----- Material for this task

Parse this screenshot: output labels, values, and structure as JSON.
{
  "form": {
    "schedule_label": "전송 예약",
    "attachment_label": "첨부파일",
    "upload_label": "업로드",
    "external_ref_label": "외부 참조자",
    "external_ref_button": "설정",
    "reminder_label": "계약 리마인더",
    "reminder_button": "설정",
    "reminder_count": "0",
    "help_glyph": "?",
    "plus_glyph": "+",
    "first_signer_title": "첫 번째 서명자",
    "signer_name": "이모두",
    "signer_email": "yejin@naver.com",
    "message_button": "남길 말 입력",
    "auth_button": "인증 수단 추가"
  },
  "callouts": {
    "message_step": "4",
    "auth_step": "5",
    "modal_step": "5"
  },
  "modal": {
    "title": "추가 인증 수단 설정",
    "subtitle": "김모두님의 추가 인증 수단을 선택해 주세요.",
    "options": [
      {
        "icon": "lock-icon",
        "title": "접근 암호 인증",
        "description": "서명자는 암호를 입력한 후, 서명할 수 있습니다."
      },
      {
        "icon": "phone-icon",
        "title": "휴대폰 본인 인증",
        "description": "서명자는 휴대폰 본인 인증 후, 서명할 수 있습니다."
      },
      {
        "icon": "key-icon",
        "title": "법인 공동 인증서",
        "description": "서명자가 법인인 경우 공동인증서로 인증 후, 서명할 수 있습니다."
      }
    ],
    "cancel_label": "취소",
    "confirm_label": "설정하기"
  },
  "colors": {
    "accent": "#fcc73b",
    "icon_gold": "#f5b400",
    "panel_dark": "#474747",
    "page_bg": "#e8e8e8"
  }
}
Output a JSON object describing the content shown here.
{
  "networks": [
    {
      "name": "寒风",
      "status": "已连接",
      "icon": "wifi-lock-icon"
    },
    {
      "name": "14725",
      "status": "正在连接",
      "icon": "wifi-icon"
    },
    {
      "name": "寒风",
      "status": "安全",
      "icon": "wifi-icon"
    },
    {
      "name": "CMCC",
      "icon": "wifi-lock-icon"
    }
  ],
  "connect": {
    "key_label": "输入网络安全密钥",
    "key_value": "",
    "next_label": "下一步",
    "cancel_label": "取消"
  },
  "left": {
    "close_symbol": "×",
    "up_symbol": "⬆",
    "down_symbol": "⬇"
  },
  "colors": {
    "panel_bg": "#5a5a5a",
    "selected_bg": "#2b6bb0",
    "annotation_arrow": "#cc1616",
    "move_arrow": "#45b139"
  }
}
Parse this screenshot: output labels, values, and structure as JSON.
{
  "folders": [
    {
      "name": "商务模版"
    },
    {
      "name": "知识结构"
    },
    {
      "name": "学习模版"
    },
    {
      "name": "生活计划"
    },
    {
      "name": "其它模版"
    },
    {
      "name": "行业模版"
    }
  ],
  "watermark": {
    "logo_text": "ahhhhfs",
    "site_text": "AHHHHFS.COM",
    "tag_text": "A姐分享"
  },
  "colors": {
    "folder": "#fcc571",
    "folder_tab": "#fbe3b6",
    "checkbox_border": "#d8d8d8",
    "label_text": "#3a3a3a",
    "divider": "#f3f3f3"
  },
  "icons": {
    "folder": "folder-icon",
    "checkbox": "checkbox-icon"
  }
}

----------

Short exercise:
Extract the full set of entries word for word.

Output of the exercise:
Parse this screenshot: output labels, values, and structure as JSON.
{
  "form": {
    "schedule_label": "전송 예약",
    "attachment_label": "첨부파일",
    "upload_label": "업로드",
    "external_ref_label": "외부 참조자",
    "external_ref_button": "설정",
    "reminder_label": "계약 리마인더",
    "reminder_button": "설정",
    "reminder_count": "0",
    "help_glyph": "?",
    "plus_glyph": "+",
    "first_signer_title": "첫 번째 서명자",
    "signer_name": "이모두",
    "signer_email": "yejin@naver.com",
    "message_button": "남길 말 입력",
    "auth_button": "인증 수단 추가"
  },
  "callouts": {
    "message_step": "4",
    "auth_step": "5",
    "modal_step": "5"
  },
  "modal": {
    "title": "추가 인증 수단 설정",
    "subtitle": "김모두님의 추가 인증 수단을 선택해 주세요.",
    "options": [
      {
        "icon": "lock-icon",
        "title": "접근 암호 인증",
        "description": "서명자는 암호를 입력한 후, 서명할 수 있습니다."
      },
      {
        "icon": "phone-icon",
        "title": "휴대폰 본인 인증",
        "description": "서명자는 휴대폰 본인 인증 후, 서명할 수 있습니다."
      },
      {
        "icon": "key-icon",
        "title": "법인 공동 인증서",
        "description": "서명자가 법인인 경우 공동인증서로 인증 후, 서명할 수 있습니다."
      }
    ],
    "cancel_label": "취소",
    "confirm_label": "설정하기"
  },
  "colors": {
    "accent": "#fcc73b",
    "icon_gold": "#f5b400",
    "panel_dark": "#474747",
    "page_bg": "#e8e8e8"
  }
}
Output a JSON object describing the content shown here.
{
  "networks": [
    {
      "name": "寒风",
      "status": "已连接",
      "icon": "wifi-lock-icon"
    },
    {
      "name": "14725",
      "status": "正在连接",
      "icon": "wifi-icon"
    },
    {
      "name": "寒风",
      "status": "安全",
      "icon": "wifi-icon"
    },
    {
      "name": "CMCC",
      "icon": "wifi-lock-icon"
    }
  ],
  "connect": {
    "key_label": "输入网络安全密钥",
    "key_value": "",
    "next_label": "下一步",
    "cancel_label": "取消"
  },
  "left": {
    "close_symbol": "×",
    "up_symbol": "⬆",
    "down_symbol": "⬇"
  },
  "colors": {
    "panel_bg": "#5a5a5a",
    "selected_bg": "#2b6bb0",
    "annotation_arrow": "#cc1616",
    "move_arrow": "#45b139"
  }
}
Parse this screenshot: output labels, values, and structure as JSON.
{
  "folders": [
    {
      "name": "商务模版"
    },
    {
      "name": "知识结构"
    },
    {
      "name": "学习模版"
    },
    {
      "name": "生活计划"
    },
    {
      "name": "其它模版"
    },
    {
      "name": "行业模版"
    }
  ],
  "watermark": {
    "logo_text": "ahhhhfs",
    "site_text": "AHHHHFS.COM",
    "tag_text": "A姐分享"
  },
  "colors": {
    "folder": "#fcc571",
    "folder_tab": "#fbe3b6",
    "checkbox_border": "#d8d8d8",
    "label_text": "#3a3a3a",
    "divider": "#f3f3f3"
  },
  "icons": {
    "folder": "folder-icon",
    "checkbox": "checkbox-icon"
  }
}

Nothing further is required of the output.